─── MATERIAL SUPPLIED ───
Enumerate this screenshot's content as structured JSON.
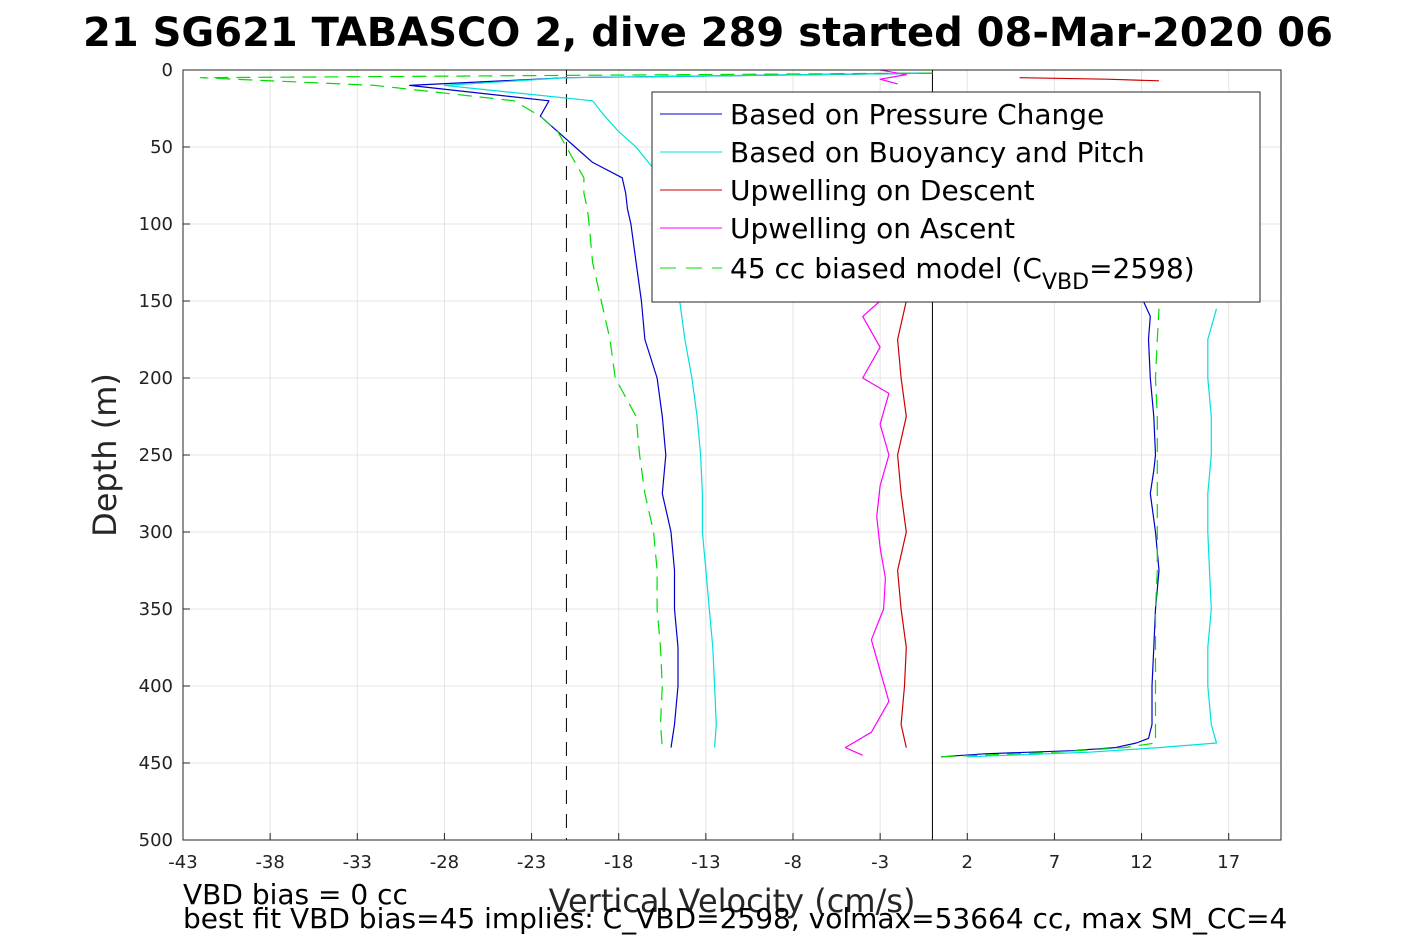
{
  "chart_data": {
    "type": "line",
    "title": "21 SG621 TABASCO 2, dive 289 started 08-Mar-2020 06",
    "xlabel": "Vertical Velocity (cm/s)",
    "ylabel": "Depth (m)",
    "xlim": [
      -43,
      20
    ],
    "ylim": [
      500,
      0
    ],
    "x_ticks": [
      "-43",
      "-38",
      "-33",
      "-28",
      "-23",
      "-18",
      "-13",
      "-8",
      "-3",
      "2",
      "7",
      "12",
      "17"
    ],
    "y_ticks": [
      "0",
      "50",
      "100",
      "150",
      "200",
      "250",
      "300",
      "350",
      "400",
      "450",
      "500"
    ],
    "grid": true,
    "legend_position": "top-right",
    "reference_lines": [
      {
        "x": -21,
        "style": "dashed",
        "color": "#000000"
      },
      {
        "x": 0,
        "style": "solid",
        "color": "#000000"
      }
    ],
    "series": [
      {
        "name": "Based on Pressure Change",
        "color": "#0000cc",
        "style": "solid",
        "descent": {
          "depth": [
            2,
            5,
            10,
            20,
            30,
            40,
            50,
            60,
            70,
            80,
            90,
            100,
            125,
            150,
            175,
            200,
            225,
            250,
            275,
            300,
            325,
            350,
            375,
            400,
            425,
            440
          ],
          "velocity": [
            0,
            -21,
            -30,
            -22,
            -22.5,
            -21.5,
            -20.5,
            -19.5,
            -17.8,
            -17.6,
            -17.5,
            -17.3,
            -17,
            -16.7,
            -16.5,
            -15.8,
            -15.5,
            -15.3,
            -15.5,
            -15,
            -14.8,
            -14.8,
            -14.6,
            -14.6,
            -14.8,
            -15
          ]
        },
        "ascent": {
          "depth": [
            446,
            444,
            442,
            440,
            437,
            434,
            425,
            400,
            375,
            350,
            325,
            300,
            275,
            260,
            250,
            225,
            200,
            175,
            160,
            150,
            140
          ],
          "velocity": [
            0.5,
            3,
            8,
            10.5,
            11.7,
            12.4,
            12.6,
            12.6,
            12.7,
            12.8,
            13,
            12.8,
            12.5,
            12.7,
            12.8,
            12.7,
            12.5,
            12.4,
            12.5,
            12.1,
            12
          ]
        }
      },
      {
        "name": "Based on Buoyancy and Pitch",
        "color": "#00e0e0",
        "style": "solid",
        "descent": {
          "depth": [
            2,
            5,
            10,
            20,
            30,
            40,
            50,
            60,
            70,
            80,
            90,
            100,
            125,
            150,
            175,
            200,
            225,
            250,
            275,
            300,
            325,
            350,
            375,
            400,
            425,
            440
          ],
          "velocity": [
            0,
            -21,
            -28,
            -19.5,
            -18.8,
            -18,
            -17,
            -16.3,
            -15.5,
            -15.3,
            -15.2,
            -15,
            -14.8,
            -14.5,
            -14.2,
            -13.8,
            -13.5,
            -13.3,
            -13.2,
            -13.2,
            -13,
            -12.8,
            -12.6,
            -12.5,
            -12.4,
            -12.5
          ]
        },
        "ascent": {
          "depth": [
            446,
            443,
            440,
            437,
            425,
            400,
            375,
            350,
            325,
            300,
            275,
            250,
            225,
            200,
            175,
            155
          ],
          "velocity": [
            2,
            9,
            13,
            16.3,
            16,
            15.8,
            15.8,
            16,
            15.9,
            15.8,
            15.8,
            16,
            16,
            15.8,
            15.8,
            16.3
          ]
        }
      },
      {
        "name": "Upwelling on Descent",
        "color": "#cc0000",
        "style": "solid",
        "descent": {
          "depth": [
            150,
            175,
            200,
            225,
            250,
            275,
            300,
            325,
            350,
            375,
            400,
            425,
            440
          ],
          "velocity": [
            -1.5,
            -2,
            -1.8,
            -1.5,
            -2,
            -1.8,
            -1.5,
            -2,
            -1.8,
            -1.5,
            -1.6,
            -1.8,
            -1.5
          ]
        },
        "ascent": {
          "depth": [
            5,
            6,
            7
          ],
          "velocity": [
            5,
            10,
            13
          ]
        }
      },
      {
        "name": "Upwelling on Ascent",
        "color": "#ff00ff",
        "style": "solid",
        "descent": {
          "depth": [
            445,
            440,
            430,
            410,
            390,
            370,
            350,
            330,
            310,
            290,
            270,
            250,
            230,
            210,
            200,
            180,
            160,
            150
          ],
          "velocity": [
            -4,
            -5,
            -3.5,
            -2.5,
            -3,
            -3.5,
            -2.8,
            -2.7,
            -3,
            -3.2,
            -3,
            -2.5,
            -3,
            -2.5,
            -4,
            -3,
            -4,
            -3
          ]
        },
        "ascent": {
          "depth": [
            0,
            3,
            6,
            9
          ],
          "velocity": [
            -3,
            -1.5,
            -3,
            -2
          ]
        }
      },
      {
        "name": "45 cc biased model (C_VBD=2598)",
        "color": "#00dd00",
        "style": "dashed",
        "descent": {
          "depth": [
            2,
            5,
            10,
            20,
            30,
            40,
            50,
            60,
            70,
            80,
            90,
            100,
            125,
            150,
            175,
            200,
            225,
            250,
            275,
            300,
            325,
            350,
            375,
            400,
            425,
            440
          ],
          "velocity": [
            0,
            -42,
            -32,
            -24,
            -22.5,
            -21.5,
            -21,
            -20.5,
            -20,
            -20,
            -19.8,
            -19.7,
            -19.5,
            -19,
            -18.5,
            -18.2,
            -17,
            -16.8,
            -16.5,
            -16,
            -15.8,
            -15.8,
            -15.6,
            -15.5,
            -15.6,
            -15.5
          ]
        },
        "ascent": {
          "depth": [
            446,
            443,
            440,
            437,
            425,
            400,
            375,
            350,
            325,
            300,
            275,
            250,
            225,
            200,
            175,
            155
          ],
          "velocity": [
            0.5,
            7,
            11,
            12.8,
            12.8,
            12.8,
            12.8,
            12.8,
            12.9,
            12.9,
            12.9,
            12.9,
            12.9,
            12.8,
            12.9,
            13
          ]
        }
      }
    ]
  },
  "legend": {
    "entries": [
      "Based on Pressure Change",
      "Based on Buoyancy and Pitch",
      "Upwelling on Descent",
      "Upwelling on Ascent"
    ],
    "model_prefix": "45 cc biased model (C",
    "model_sub": "VBD",
    "model_suffix": "=2598)"
  },
  "footer": {
    "line1": "VBD bias = 0 cc",
    "line2": "best fit VBD bias=45 implies: C_VBD=2598, volmax=53664 cc, max SM_CC=4"
  }
}
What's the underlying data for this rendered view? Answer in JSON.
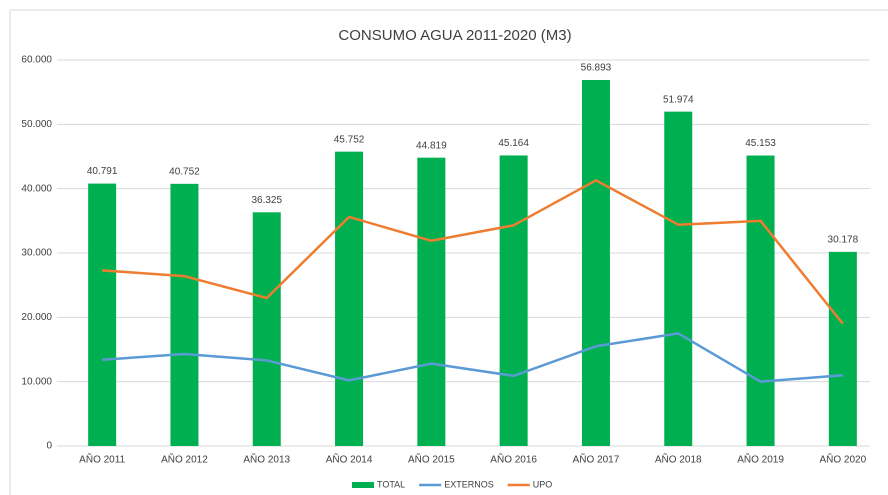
{
  "chart_data": {
    "type": "bar",
    "title": "CONSUMO AGUA 2011-2020 (M3)",
    "categories": [
      "AÑO 2011",
      "AÑO 2012",
      "AÑO 2013",
      "AÑO 2014",
      "AÑO 2015",
      "AÑO 2016",
      "AÑO 2017",
      "AÑO 2018",
      "AÑO 2019",
      "AÑO 2020"
    ],
    "series": [
      {
        "name": "TOTAL",
        "type": "bar",
        "color": "#00b050",
        "values": [
          40791,
          40752,
          36325,
          45752,
          44819,
          45164,
          56893,
          51974,
          45153,
          30178
        ],
        "value_labels": [
          "40.791",
          "40.752",
          "36.325",
          "45.752",
          "44.819",
          "45.164",
          "56.893",
          "51.974",
          "45.153",
          "30.178"
        ]
      },
      {
        "name": "EXTERNOS",
        "type": "line",
        "color": "#5b9bd5",
        "values": [
          13400,
          14300,
          13300,
          10200,
          12800,
          10900,
          15500,
          17500,
          10000,
          11000
        ]
      },
      {
        "name": "UPO",
        "type": "line",
        "color": "#ed7d31",
        "values": [
          27300,
          26400,
          23000,
          35600,
          31900,
          34300,
          41300,
          34400,
          35000,
          19000
        ]
      }
    ],
    "ylim": [
      0,
      60000
    ],
    "yticks": [
      0,
      {
        "value": 10000,
        "label": "10.000"
      },
      {
        "value": 20000,
        "label": "20.000"
      },
      {
        "value": 30000,
        "label": "30.000"
      },
      {
        "value": 40000,
        "label": "40.000"
      },
      {
        "value": 50000,
        "label": "50.000"
      },
      {
        "value": 60000,
        "label": "60.000"
      }
    ],
    "grid": true,
    "legend": "bottom"
  }
}
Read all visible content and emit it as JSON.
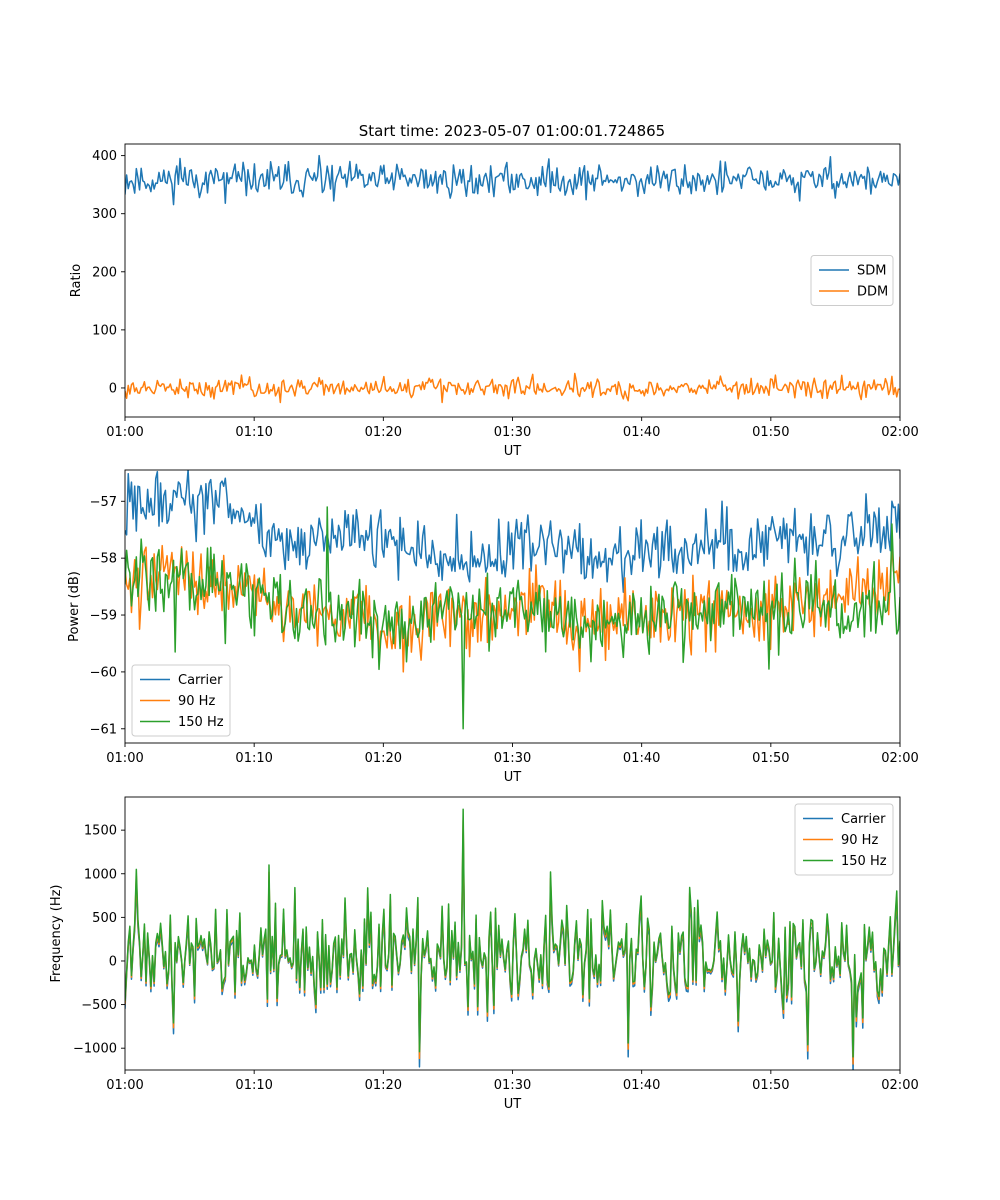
───
-- REQUEST --
Identify the lines above that contain the word "title", then copy them.

-- IN RESPONSE --
    "title": "21 SG621 TABASCO 2, dive 289 started 08-Mar-2020 06",
    "title": "CONSUMO AGUA 2011-2020 (M3)",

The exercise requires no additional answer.